◆ **TEXT SEGMENT**
# Possible Preventative for Chytrid?



## cschub13 (Apr 27, 2011)

Scientists testing anti-fungal bacteria on diseased frogs in California


----------



## MonarchzMan (Oct 23, 2006)

I heard about this when they first discovered it. I understand the dire circumstances chytrid leaves populations in, but I also wonder what sort of effects dumping a bunch of bacteria into a pond will have on the native ecosystem. Worth watching, I would say, at least. Hopefully, it just gets rid of the fungus and nothing else happens...


----------



## pnwpdf (Nov 9, 2010)

That is very interesting. I hope that we hear about the results soon-ish!


----------



## BlueRidge (Jun 12, 2010)

We went to the DC Zoo a couple of weeks ago. Of course I had to go check out the Amazonia exhibit, which was horrible until I got upstairs. They had all the frogs upstairs and you could see into the frog rooms. 

In one area they had a setup that showed how they QT and prevent any spread of Chytrid. They had a solution in beakers that they soaked the frogs in for one hour several times per week before the frogs were put into their display tanks. Of course I didnt take a picture, I should have. I forgot what the solution was though.

◆ **ASSIGNED TASK**
Print the part of the chytrid thread that runs from "## BlueRidge (Jun" up to and including "the frog rooms.", keeping every word as it appears. Rely only on the thread itself for the tasks that come next.

◆ **SUPPLIED DATA**
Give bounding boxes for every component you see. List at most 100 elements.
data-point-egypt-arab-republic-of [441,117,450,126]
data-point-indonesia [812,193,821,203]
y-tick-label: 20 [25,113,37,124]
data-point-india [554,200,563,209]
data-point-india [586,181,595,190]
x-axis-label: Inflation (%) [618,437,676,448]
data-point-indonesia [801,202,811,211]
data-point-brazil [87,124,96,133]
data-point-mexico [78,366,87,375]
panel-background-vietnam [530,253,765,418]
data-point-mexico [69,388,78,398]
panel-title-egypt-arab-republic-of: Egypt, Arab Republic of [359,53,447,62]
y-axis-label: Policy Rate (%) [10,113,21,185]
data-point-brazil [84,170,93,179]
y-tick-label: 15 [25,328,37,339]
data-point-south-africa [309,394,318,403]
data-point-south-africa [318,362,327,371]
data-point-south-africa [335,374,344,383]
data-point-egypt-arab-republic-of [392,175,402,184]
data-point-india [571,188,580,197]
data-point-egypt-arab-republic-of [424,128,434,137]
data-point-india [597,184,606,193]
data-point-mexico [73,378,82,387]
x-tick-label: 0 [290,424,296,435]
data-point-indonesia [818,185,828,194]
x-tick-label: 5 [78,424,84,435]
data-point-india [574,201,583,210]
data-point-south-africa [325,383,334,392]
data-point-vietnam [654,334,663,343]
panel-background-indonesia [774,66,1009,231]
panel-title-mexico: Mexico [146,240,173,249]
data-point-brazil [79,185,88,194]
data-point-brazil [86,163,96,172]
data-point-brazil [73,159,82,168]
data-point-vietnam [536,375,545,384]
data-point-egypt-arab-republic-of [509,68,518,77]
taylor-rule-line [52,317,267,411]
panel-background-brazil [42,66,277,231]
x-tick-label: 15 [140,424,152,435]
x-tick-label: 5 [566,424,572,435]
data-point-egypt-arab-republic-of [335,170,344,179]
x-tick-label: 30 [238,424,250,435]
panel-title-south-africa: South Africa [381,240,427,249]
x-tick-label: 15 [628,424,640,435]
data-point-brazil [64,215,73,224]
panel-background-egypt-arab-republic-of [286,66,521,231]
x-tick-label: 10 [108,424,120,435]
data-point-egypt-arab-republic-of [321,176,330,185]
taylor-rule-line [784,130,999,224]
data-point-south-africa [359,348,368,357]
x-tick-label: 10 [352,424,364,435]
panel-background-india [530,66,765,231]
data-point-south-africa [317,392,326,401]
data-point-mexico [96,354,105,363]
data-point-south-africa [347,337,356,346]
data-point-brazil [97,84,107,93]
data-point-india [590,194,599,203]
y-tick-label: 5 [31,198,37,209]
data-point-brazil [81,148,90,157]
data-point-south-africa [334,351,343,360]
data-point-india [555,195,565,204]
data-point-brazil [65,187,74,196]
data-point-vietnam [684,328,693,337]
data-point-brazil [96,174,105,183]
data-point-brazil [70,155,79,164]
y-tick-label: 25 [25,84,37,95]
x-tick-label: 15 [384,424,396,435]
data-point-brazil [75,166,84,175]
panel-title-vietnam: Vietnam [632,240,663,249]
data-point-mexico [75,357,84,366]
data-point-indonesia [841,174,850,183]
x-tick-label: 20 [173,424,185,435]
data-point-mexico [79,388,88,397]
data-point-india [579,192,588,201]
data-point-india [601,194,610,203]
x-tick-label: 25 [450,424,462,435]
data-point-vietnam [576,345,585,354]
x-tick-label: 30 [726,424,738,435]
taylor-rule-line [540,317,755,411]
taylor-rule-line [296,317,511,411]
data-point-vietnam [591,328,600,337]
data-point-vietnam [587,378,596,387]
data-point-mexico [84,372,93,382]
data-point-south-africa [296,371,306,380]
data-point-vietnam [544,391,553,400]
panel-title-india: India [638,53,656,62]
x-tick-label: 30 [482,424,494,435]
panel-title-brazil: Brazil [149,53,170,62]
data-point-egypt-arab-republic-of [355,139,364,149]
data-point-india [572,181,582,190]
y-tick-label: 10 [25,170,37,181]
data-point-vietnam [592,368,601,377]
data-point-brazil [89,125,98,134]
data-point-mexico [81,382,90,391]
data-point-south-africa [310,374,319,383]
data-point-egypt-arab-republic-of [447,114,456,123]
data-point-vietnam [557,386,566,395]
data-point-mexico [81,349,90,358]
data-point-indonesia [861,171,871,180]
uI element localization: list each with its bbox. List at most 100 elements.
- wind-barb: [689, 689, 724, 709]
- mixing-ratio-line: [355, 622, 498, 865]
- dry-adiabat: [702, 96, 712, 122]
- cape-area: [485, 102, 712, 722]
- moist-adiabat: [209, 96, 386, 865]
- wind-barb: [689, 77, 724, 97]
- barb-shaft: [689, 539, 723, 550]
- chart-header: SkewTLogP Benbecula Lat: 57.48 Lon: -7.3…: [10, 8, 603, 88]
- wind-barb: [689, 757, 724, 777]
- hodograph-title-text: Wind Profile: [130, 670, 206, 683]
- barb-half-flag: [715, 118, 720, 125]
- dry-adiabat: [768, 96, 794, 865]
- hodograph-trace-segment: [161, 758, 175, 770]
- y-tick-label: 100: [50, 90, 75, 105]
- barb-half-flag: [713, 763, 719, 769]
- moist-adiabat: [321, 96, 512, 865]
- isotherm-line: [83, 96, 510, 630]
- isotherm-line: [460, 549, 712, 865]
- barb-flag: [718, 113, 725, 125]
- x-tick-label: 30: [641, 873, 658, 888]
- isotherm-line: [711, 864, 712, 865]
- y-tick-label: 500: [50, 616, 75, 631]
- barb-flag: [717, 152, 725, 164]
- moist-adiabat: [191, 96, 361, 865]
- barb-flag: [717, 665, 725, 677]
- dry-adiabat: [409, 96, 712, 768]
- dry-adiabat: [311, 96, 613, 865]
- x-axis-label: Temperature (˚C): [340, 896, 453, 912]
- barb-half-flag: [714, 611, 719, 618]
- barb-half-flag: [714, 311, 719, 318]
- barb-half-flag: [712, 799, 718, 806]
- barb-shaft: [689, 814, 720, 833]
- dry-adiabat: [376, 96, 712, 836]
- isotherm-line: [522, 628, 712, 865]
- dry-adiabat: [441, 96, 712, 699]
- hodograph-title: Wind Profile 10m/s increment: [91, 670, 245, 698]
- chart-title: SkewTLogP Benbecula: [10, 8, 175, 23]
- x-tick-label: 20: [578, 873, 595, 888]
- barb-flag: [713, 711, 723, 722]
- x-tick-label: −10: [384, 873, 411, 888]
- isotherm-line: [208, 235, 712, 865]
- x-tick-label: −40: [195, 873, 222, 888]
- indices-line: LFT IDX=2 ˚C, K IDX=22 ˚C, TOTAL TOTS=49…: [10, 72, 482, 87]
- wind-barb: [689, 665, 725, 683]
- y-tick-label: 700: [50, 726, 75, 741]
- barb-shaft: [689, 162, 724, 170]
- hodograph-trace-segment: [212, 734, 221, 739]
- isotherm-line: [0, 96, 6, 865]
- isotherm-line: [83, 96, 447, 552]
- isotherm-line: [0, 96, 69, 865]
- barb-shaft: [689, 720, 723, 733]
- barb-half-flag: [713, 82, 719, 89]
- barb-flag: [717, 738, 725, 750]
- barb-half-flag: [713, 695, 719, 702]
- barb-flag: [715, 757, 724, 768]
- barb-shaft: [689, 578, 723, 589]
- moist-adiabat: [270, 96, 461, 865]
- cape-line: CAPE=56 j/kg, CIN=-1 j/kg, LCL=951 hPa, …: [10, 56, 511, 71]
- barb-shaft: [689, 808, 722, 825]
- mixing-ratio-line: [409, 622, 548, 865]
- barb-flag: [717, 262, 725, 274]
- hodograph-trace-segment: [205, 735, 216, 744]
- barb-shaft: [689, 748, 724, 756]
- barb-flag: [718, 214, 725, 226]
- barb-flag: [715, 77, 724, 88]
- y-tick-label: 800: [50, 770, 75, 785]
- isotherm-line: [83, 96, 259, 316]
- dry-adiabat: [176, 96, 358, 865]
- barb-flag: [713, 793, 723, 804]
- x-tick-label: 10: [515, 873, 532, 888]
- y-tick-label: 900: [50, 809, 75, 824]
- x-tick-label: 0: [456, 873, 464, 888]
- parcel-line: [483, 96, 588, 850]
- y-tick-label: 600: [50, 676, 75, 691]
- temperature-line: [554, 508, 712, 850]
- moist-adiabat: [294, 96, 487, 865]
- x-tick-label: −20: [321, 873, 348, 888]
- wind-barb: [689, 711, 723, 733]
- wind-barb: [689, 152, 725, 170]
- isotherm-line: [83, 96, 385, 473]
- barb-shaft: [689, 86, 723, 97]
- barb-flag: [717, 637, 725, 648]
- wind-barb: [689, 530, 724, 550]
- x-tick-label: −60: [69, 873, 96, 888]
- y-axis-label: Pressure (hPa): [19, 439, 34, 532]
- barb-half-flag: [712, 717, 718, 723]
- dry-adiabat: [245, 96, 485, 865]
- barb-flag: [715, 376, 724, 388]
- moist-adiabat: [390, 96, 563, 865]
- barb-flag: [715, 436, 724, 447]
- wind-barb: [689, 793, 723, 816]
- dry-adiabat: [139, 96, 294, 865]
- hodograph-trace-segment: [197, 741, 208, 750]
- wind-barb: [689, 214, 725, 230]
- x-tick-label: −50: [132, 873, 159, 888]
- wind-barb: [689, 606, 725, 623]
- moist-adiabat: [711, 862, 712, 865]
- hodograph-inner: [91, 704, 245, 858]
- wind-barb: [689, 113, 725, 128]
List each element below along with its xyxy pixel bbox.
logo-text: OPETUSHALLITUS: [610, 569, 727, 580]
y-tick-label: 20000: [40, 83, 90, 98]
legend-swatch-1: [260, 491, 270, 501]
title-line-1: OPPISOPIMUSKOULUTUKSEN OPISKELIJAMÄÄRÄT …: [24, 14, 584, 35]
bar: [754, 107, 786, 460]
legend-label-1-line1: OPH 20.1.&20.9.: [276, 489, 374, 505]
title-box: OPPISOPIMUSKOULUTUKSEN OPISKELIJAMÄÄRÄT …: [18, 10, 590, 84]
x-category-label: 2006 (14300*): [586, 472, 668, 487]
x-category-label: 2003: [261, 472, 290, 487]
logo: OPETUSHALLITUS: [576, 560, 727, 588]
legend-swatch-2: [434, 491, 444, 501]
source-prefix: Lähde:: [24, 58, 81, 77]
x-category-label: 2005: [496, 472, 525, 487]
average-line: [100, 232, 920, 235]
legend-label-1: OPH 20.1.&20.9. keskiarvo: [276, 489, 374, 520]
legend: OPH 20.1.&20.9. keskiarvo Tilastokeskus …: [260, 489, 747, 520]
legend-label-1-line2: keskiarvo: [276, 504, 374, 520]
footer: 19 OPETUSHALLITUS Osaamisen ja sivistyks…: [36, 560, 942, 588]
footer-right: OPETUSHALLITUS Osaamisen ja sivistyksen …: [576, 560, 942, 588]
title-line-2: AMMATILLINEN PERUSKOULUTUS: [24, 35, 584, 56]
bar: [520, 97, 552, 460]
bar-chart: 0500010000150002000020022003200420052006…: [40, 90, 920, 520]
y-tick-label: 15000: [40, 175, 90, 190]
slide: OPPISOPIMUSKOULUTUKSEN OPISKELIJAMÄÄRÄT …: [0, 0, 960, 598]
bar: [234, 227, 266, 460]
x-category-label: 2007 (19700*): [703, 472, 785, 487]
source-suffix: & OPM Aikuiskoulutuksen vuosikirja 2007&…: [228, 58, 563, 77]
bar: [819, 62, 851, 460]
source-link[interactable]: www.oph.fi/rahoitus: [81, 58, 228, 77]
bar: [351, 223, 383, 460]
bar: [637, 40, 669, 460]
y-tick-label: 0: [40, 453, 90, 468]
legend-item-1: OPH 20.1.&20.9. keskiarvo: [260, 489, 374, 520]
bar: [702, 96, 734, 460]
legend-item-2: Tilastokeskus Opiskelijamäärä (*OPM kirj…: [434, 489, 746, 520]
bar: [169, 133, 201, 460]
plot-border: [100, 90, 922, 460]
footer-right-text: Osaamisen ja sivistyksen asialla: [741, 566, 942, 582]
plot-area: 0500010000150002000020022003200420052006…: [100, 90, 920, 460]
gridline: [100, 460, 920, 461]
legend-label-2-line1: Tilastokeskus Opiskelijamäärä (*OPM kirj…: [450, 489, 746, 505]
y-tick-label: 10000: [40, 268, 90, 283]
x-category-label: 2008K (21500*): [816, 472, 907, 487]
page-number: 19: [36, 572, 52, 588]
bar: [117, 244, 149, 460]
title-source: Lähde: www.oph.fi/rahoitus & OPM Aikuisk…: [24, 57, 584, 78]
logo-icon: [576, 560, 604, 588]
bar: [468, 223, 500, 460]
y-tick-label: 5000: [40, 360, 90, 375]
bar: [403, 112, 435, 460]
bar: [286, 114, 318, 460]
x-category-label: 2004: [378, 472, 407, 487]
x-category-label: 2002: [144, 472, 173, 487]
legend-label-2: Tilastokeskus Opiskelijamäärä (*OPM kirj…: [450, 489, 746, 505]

◆ **RESULT**
## BlueRidge (Jun 12, 2010)

We went to the DC Zoo a couple of weeks ago. Of course I had to go check out the Amazonia exhibit, which was horrible until I got upstairs. They had all the frogs upstairs and you could see into the frog rooms.